*SUPPLIED ENTRIES*:
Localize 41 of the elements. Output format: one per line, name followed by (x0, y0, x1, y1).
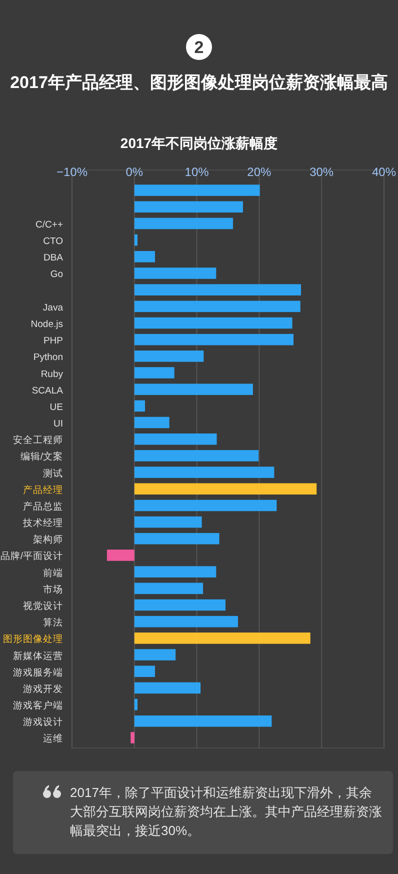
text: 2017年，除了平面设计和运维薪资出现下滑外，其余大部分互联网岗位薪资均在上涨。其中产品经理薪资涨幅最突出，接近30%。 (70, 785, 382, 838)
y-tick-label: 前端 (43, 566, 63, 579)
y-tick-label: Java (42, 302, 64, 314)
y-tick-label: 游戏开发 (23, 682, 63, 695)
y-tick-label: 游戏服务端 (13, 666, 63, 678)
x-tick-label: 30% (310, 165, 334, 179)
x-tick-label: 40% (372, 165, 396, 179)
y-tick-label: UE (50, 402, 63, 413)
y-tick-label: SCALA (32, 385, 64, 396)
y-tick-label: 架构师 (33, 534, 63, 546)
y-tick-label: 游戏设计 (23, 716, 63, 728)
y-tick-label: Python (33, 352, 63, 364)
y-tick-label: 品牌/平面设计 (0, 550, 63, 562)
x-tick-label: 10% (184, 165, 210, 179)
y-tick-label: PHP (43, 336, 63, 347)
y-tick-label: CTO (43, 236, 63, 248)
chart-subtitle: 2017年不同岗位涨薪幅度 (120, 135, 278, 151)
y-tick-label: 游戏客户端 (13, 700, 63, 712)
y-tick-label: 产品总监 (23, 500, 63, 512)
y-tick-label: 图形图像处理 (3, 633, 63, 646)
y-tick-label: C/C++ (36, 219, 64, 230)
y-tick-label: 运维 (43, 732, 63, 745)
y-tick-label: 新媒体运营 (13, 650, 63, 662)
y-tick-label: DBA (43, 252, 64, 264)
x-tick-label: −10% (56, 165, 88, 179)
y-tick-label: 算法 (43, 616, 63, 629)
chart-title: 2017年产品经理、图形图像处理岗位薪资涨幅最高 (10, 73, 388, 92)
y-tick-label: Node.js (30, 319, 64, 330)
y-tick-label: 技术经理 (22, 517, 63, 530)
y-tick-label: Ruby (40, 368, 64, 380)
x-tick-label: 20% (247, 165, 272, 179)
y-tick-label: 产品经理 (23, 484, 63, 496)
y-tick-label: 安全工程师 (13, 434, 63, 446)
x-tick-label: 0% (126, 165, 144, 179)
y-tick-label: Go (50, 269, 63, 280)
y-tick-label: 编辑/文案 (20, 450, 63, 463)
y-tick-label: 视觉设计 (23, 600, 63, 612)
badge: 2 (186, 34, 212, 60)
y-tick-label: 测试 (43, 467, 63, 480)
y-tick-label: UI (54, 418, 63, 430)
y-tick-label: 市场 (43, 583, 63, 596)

*THE TASK*: Return every item above line for line, changing nothing, and leave the pictures out.

*EXERCISE RESPONSE*:
Localize 41 of the elements. Output format: one per line, name followed by (x0, y0, x1, y1).
text: 2017年，除了平面设计和运维薪资出现下滑外，其余大部分互联网岗位薪资均在上涨。其中产品经理薪资涨幅最突出，接近30%。 (70, 785, 382, 838)
y-tick-label: 前端 (43, 566, 63, 579)
y-tick-label: Java (42, 302, 64, 314)
y-tick-label: 游戏开发 (23, 682, 63, 695)
y-tick-label: 游戏服务端 (13, 666, 63, 678)
x-tick-label: 30% (310, 165, 334, 179)
x-tick-label: 40% (372, 165, 396, 179)
y-tick-label: UE (50, 402, 63, 413)
y-tick-label: SCALA (32, 385, 64, 396)
y-tick-label: 架构师 (33, 534, 63, 546)
y-tick-label: 游戏设计 (23, 716, 63, 728)
y-tick-label: Python (33, 352, 63, 364)
y-tick-label: 品牌/平面设计 (0, 550, 63, 562)
x-tick-label: 10% (184, 165, 210, 179)
y-tick-label: PHP (43, 336, 63, 347)
y-tick-label: CTO (43, 236, 63, 248)
chart-subtitle: 2017年不同岗位涨薪幅度 (120, 135, 278, 151)
y-tick-label: 游戏客户端 (13, 700, 63, 712)
y-tick-label: 产品总监 (23, 500, 63, 512)
y-tick-label: 图形图像处理 (3, 633, 63, 646)
y-tick-label: C/C++ (36, 219, 64, 230)
y-tick-label: 运维 (43, 732, 63, 745)
y-tick-label: 新媒体运营 (13, 650, 63, 662)
y-tick-label: DBA (43, 252, 64, 264)
x-tick-label: −10% (56, 165, 88, 179)
y-tick-label: 算法 (43, 616, 63, 629)
chart-title: 2017年产品经理、图形图像处理岗位薪资涨幅最高 (10, 73, 388, 92)
y-tick-label: Node.js (30, 319, 64, 330)
y-tick-label: 技术经理 (22, 517, 63, 530)
y-tick-label: Ruby (40, 368, 64, 380)
x-tick-label: 20% (247, 165, 272, 179)
y-tick-label: 产品经理 (23, 484, 63, 496)
y-tick-label: 安全工程师 (13, 434, 63, 446)
x-tick-label: 0% (126, 165, 144, 179)
y-tick-label: Go (50, 269, 63, 280)
y-tick-label: 编辑/文案 (20, 450, 63, 463)
y-tick-label: 视觉设计 (23, 600, 63, 612)
badge: 2 (186, 34, 212, 60)
y-tick-label: 测试 (43, 467, 63, 480)
y-tick-label: UI (54, 418, 63, 430)
y-tick-label: 市场 (43, 583, 63, 596)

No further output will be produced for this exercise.